* Start Data records *

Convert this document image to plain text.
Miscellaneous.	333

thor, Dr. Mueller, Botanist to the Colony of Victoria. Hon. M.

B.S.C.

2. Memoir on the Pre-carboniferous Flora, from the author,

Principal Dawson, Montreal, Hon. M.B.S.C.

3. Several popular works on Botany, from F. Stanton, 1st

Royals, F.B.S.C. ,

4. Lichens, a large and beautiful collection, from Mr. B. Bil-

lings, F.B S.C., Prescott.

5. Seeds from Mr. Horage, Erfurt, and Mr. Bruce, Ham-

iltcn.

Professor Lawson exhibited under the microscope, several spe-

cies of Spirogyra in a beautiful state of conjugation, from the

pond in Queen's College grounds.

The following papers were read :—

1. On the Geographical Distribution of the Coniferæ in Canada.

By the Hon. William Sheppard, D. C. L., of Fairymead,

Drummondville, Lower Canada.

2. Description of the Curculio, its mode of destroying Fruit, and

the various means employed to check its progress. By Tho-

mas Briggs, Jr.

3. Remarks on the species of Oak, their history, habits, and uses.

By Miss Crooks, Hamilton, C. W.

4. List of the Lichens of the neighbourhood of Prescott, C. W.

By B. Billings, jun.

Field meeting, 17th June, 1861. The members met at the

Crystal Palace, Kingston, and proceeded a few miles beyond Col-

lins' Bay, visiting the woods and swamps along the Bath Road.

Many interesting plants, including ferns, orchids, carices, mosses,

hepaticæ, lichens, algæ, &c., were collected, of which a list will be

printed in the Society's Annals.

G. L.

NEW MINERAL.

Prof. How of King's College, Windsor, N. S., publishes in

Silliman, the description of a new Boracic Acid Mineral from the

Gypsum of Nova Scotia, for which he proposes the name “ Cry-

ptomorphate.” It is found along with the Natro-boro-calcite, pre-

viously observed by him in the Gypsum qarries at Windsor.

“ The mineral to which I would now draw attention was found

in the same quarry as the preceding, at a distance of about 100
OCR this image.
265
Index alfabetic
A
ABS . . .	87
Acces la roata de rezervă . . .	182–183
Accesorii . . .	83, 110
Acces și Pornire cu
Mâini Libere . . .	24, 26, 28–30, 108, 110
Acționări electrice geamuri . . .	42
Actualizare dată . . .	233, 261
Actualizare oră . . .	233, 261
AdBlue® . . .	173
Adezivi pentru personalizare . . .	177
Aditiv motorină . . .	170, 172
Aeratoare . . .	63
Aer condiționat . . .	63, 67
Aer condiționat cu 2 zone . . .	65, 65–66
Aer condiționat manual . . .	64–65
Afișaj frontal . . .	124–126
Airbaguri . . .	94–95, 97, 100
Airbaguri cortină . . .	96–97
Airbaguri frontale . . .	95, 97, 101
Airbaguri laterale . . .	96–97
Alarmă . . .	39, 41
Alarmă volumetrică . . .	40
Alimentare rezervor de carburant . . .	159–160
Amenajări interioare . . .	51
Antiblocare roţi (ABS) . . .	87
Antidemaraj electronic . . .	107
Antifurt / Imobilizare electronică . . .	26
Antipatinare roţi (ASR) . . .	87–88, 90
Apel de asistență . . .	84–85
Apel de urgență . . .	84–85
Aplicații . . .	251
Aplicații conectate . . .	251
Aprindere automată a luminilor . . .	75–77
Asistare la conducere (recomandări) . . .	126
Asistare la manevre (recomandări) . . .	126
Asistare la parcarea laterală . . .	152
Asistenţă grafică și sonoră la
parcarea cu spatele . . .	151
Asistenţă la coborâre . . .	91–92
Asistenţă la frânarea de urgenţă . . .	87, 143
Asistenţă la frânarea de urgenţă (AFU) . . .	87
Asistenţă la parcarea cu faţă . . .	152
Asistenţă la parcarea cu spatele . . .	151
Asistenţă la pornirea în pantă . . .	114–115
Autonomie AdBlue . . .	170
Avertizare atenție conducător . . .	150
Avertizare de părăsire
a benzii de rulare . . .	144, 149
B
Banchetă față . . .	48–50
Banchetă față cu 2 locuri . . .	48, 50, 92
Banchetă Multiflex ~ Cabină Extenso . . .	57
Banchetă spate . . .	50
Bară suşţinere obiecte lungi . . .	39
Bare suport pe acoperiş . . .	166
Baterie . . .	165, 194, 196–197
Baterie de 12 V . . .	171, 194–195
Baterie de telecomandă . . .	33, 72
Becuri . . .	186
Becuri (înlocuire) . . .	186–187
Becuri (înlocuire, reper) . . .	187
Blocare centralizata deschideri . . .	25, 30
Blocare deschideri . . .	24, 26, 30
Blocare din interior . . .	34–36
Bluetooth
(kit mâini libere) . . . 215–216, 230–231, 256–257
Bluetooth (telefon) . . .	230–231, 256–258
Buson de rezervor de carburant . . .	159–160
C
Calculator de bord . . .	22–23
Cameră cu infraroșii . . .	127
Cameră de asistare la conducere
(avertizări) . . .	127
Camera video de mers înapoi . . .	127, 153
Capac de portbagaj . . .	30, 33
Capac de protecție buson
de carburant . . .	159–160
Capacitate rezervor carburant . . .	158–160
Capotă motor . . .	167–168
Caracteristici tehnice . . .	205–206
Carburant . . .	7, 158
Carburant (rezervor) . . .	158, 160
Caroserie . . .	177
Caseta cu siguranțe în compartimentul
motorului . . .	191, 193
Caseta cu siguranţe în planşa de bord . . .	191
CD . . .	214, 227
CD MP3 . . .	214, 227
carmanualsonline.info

* End Data records *

Copy out the whole listing exactly; please set it all down.

- _Task output_
Convert this document image to plain text.
Miscellaneous.	333

thor, Dr. Mueller, Botanist to the Colony of Victoria. Hon. M.

B.S.C.

2. Memoir on the Pre-carboniferous Flora, from the author,

Principal Dawson, Montreal, Hon. M.B.S.C.

3. Several popular works on Botany, from F. Stanton, 1st

Royals, F.B.S.C. ,

4. Lichens, a large and beautiful collection, from Mr. B. Bil-

lings, F.B S.C., Prescott.

5. Seeds from Mr. Horage, Erfurt, and Mr. Bruce, Ham-

iltcn.

Professor Lawson exhibited under the microscope, several spe-

cies of Spirogyra in a beautiful state of conjugation, from the

pond in Queen's College grounds.

The following papers were read :—

1. On the Geographical Distribution of the Coniferæ in Canada.

By the Hon. William Sheppard, D. C. L., of Fairymead,

Drummondville, Lower Canada.

2. Description of the Curculio, its mode of destroying Fruit, and

the various means employed to check its progress. By Tho-

mas Briggs, Jr.

3. Remarks on the species of Oak, their history, habits, and uses.

By Miss Crooks, Hamilton, C. W.

4. List of the Lichens of the neighbourhood of Prescott, C. W.

By B. Billings, jun.

Field meeting, 17th June, 1861. The members met at the

Crystal Palace, Kingston, and proceeded a few miles beyond Col-

lins' Bay, visiting the woods and swamps along the Bath Road.

Many interesting plants, including ferns, orchids, carices, mosses,

hepaticæ, lichens, algæ, &c., were collected, of which a list will be

printed in the Society's Annals.

G. L.

NEW MINERAL.

Prof. How of King's College, Windsor, N. S., publishes in

Silliman, the description of a new Boracic Acid Mineral from the

Gypsum of Nova Scotia, for which he proposes the name “ Cry-

ptomorphate.” It is found along with the Natro-boro-calcite, pre-

viously observed by him in the Gypsum qarries at Windsor.

“ The mineral to which I would now draw attention was found

in the same quarry as the preceding, at a distance of about 100
OCR this image.
265
Index alfabetic
A
ABS . . .	87
Acces la roata de rezervă . . .	182–183
Accesorii . . .	83, 110
Acces și Pornire cu
Mâini Libere . . .	24, 26, 28–30, 108, 110
Acționări electrice geamuri . . .	42
Actualizare dată . . .	233, 261
Actualizare oră . . .	233, 261
AdBlue® . . .	173
Adezivi pentru personalizare . . .	177
Aditiv motorină . . .	170, 172
Aeratoare . . .	63
Aer condiționat . . .	63, 67
Aer condiționat cu 2 zone . . .	65, 65–66
Aer condiționat manual . . .	64–65
Afișaj frontal . . .	124–126
Airbaguri . . .	94–95, 97, 100
Airbaguri cortină . . .	96–97
Airbaguri frontale . . .	95, 97, 101
Airbaguri laterale . . .	96–97
Alarmă . . .	39, 41
Alarmă volumetrică . . .	40
Alimentare rezervor de carburant . . .	159–160
Amenajări interioare . . .	51
Antiblocare roţi (ABS) . . .	87
Antidemaraj electronic . . .	107
Antifurt / Imobilizare electronică . . .	26
Antipatinare roţi (ASR) . . .	87–88, 90
Apel de asistență . . .	84–85
Apel de urgență . . .	84–85
Aplicații . . .	251
Aplicații conectate . . .	251
Aprindere automată a luminilor . . .	75–77
Asistare la conducere (recomandări) . . .	126
Asistare la manevre (recomandări) . . .	126
Asistare la parcarea laterală . . .	152
Asistenţă grafică și sonoră la
parcarea cu spatele . . .	151
Asistenţă la coborâre . . .	91–92
Asistenţă la frânarea de urgenţă . . .	87, 143
Asistenţă la frânarea de urgenţă (AFU) . . .	87
Asistenţă la parcarea cu faţă . . .	152
Asistenţă la parcarea cu spatele . . .	151
Asistenţă la pornirea în pantă . . .	114–115
Autonomie AdBlue . . .	170
Avertizare atenție conducător . . .	150
Avertizare de părăsire
a benzii de rulare . . .	144, 149
B
Banchetă față . . .	48–50
Banchetă față cu 2 locuri . . .	48, 50, 92
Banchetă Multiflex ~ Cabină Extenso . . .	57
Banchetă spate . . .	50
Bară suşţinere obiecte lungi . . .	39
Bare suport pe acoperiş . . .	166
Baterie . . .	165, 194, 196–197
Baterie de 12 V . . .	171, 194–195
Baterie de telecomandă . . .	33, 72
Becuri . . .	186
Becuri (înlocuire) . . .	186–187
Becuri (înlocuire, reper) . . .	187
Blocare centralizata deschideri . . .	25, 30
Blocare deschideri . . .	24, 26, 30
Blocare din interior . . .	34–36
Bluetooth
(kit mâini libere) . . . 215–216, 230–231, 256–257
Bluetooth (telefon) . . .	230–231, 256–258
Buson de rezervor de carburant . . .	159–160
C
Calculator de bord . . .	22–23
Cameră cu infraroșii . . .	127
Cameră de asistare la conducere
(avertizări) . . .	127
Camera video de mers înapoi . . .	127, 153
Capac de portbagaj . . .	30, 33
Capac de protecție buson
de carburant . . .	159–160
Capacitate rezervor carburant . . .	158–160
Capotă motor . . .	167–168
Caracteristici tehnice . . .	205–206
Carburant . . .	7, 158
Carburant (rezervor) . . .	158, 160
Caroserie . . .	177
Caseta cu siguranțe în compartimentul
motorului . . .	191, 193
Caseta cu siguranţe în planşa de bord . . .	191
CD . . .	214, 227
CD MP3 . . .	214, 227
carmanualsonline.info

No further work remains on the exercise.